Prompt A >> Condense the paragraph of the Organ Mountains-Desert Peaks article that begins "Some 160 prehistoric and historic archaeological sites" into a short bulleted list that keeps its main facts.
Prompt B >> Continue the Organ Mountains-Desert Peaks article, starting after its last sentence.

Extracted text >>
┌──
Energy

Not Protecting Organ Mountains-Desert Peaks Would Be an Irreplaceable Loss

The Organ Mountains-Desert Peaks National Monument is unquestionably an area of great natural beauty. It is also one of the Southwest’s most revealing history books. What we have is nothing less than records of 13,000 years of human pre-history and history — from the first New World hunters who gazed at the nighttime stars to modern astronomers who studied the same stars while peering through telescopes on Magdalena Peak. Currently we know of a few hundred archaeological sites, but there are an estimated 5000+ unknown sites that remain unstudied throughout the monument’s nearly 500,000 acres of aspiring mountains and desert floor.

Some 160 prehistoric and historic archaeological sites have been uncovered to date in the monument’s Desert Peaks Complex alone. We see spectacular prehistoric rock art carved and painted onto cliffs, with each rock site containing an irreplaceable record of symbolic expressions of past beliefs. More prehistoric sites speak of ancient hunters and gatherers, pueblo villages occupied by the earliest farmers in the Southwest, and caves and shrines that echo with ancient sacred ceremonies.

It is through these sites at OMDP that we have a window into previous cultures and the development of the human race.  Through our reconstruction of these past societies we learn what made us who we are, and most importantly our children and grandchildren learn and benefit from those who came before us.

That is why we find it most unfortunate and nearly incomprehensible that OMDP and other national monuments are now under review by the Department of the Interior for possible reduction or even total elimination.   Congressman Steve Pearce (R-N.M.) is recommending that President Donald Trump shrink OMDP by 88 percent, including omitting all of the Desert Peaks and blatantly disregarding the need to protect the valuable history lessons embedded within this region.  It is why we submitted our report, Cultural Resources Overview of the Desert Peaks Complex, to Interior Secretary Ryan Zinke during the public comment period.
└──
Supplied data >>
┌──
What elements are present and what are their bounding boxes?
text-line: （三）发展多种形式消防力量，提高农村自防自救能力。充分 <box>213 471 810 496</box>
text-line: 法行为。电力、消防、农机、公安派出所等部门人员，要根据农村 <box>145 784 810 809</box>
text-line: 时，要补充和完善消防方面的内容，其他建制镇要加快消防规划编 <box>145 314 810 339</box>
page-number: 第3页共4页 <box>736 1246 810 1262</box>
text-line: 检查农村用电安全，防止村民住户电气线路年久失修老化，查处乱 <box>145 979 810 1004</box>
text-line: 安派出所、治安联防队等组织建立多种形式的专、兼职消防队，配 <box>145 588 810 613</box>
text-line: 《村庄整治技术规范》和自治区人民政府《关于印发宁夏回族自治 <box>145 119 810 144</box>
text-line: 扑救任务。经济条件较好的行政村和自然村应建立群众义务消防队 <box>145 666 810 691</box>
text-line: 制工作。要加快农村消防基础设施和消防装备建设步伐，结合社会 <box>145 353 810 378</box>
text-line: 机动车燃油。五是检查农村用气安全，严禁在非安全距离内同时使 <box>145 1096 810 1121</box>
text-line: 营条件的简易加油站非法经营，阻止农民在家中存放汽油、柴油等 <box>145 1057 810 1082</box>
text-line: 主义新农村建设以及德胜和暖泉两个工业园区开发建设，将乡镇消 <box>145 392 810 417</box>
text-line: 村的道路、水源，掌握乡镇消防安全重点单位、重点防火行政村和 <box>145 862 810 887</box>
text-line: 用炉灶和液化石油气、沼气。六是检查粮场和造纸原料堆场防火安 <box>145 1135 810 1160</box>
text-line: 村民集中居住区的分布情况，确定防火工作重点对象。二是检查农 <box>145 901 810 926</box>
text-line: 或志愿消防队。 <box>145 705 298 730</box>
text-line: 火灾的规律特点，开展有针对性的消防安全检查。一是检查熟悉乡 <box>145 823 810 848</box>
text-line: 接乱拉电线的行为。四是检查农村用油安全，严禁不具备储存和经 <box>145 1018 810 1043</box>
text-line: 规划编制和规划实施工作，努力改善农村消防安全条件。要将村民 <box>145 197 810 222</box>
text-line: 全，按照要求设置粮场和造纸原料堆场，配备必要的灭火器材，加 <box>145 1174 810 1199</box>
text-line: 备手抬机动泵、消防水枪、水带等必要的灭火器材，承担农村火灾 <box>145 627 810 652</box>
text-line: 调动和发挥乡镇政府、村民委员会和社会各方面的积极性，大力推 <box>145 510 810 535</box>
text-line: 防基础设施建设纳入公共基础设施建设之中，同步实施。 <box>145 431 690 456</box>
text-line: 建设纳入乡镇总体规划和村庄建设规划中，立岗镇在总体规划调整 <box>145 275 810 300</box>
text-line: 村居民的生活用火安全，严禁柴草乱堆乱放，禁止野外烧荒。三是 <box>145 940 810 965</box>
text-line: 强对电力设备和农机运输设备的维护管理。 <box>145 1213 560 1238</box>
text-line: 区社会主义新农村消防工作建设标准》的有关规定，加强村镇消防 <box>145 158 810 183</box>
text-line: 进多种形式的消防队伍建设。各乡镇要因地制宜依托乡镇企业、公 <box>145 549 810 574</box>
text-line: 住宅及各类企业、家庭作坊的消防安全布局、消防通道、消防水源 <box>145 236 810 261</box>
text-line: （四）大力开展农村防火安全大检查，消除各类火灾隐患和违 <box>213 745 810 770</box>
└──
Written reply A >>
- About 160 prehistoric and historic archaeological sites have been found so far in the monument's Desert Peaks Complex alone.
- Cliffs bear prehistoric rock art, both carved and painted. Each site is an irreplaceable record of past beliefs.
- Other prehistoric sites point to ancient hunters and gatherers.
- Some hold pueblo villages of the Southwest's earliest farmers.
- Caves and shrines are tied to ancient sacred ceremonies.

Written reply B >>
Secretary Zinke visited New Mexico late last week. We would gladly have accompanied him on foot through the Desert Peaks region, and truly bring to life the archaeological sites and history he may put at risk.

In addition to the prehistory, the Desert Peaks Complex also contains more recent stories: locations of Spanish settlement and Anglo ranching, and rocks cairns marking the boundary of the Gadsden Purchase that decided the U.S.-Mexico border. From the “Wild West” years there’s the historic Butterfield Stagecoach Trail with partially preserved stage stops, hideouts used by the infamous Billy the Kid, including “Outlaw Rock” where Billy’s inscription is still visible, and sites where Chiricahua Apache leader Geronimo fought some of his last battles with the U.S. Army. From the modern era, we see remnants of the Deming Air Base practice bombing sites used to prepare our pilots before they embarked on pivotal overseas missions during World War II.

We would tell Secretary Zinke our unequivocal conclusion that the immeasurable worth of the prehistoric and historic archaeological record of the Desert Peaks Complex merits full protection under the Antiquities Act, that the total parcel of public land protected by the monument is indeed the smallest possible to preserve the significant and irreplaceable cultural resources that tell more than 13,000 years worth of stories.

Of past civilizations we still know only a little, and we have much to learn yet at OMDP’s discovered and undiscovered sites. The many peoples who populated this land before us — from the prehistoric era to the American West of the 1800s — left footprints. They left art, they left villages and roads traveled. They left clues to what we may want to embrace as a society and what we might want to let go of.

By virtue of what they’ve left behind within the protective boundaries of the OMDP National Monument we know that they existed, and from what we learn we will be the better for it. Who would want to shrink such a treasure?

Myles Miller is a principal investigator for Versar Inc. He has 33 years of professional archaeological experience in southern New Mexico and West Texas and has written and edited more than 100 reports of investigations on archaeological sites in the region. Larry Loendorf is president of Sacred Sites Research Inc. He as written four books on rock art, and is the lead author of a manual on rock art recording.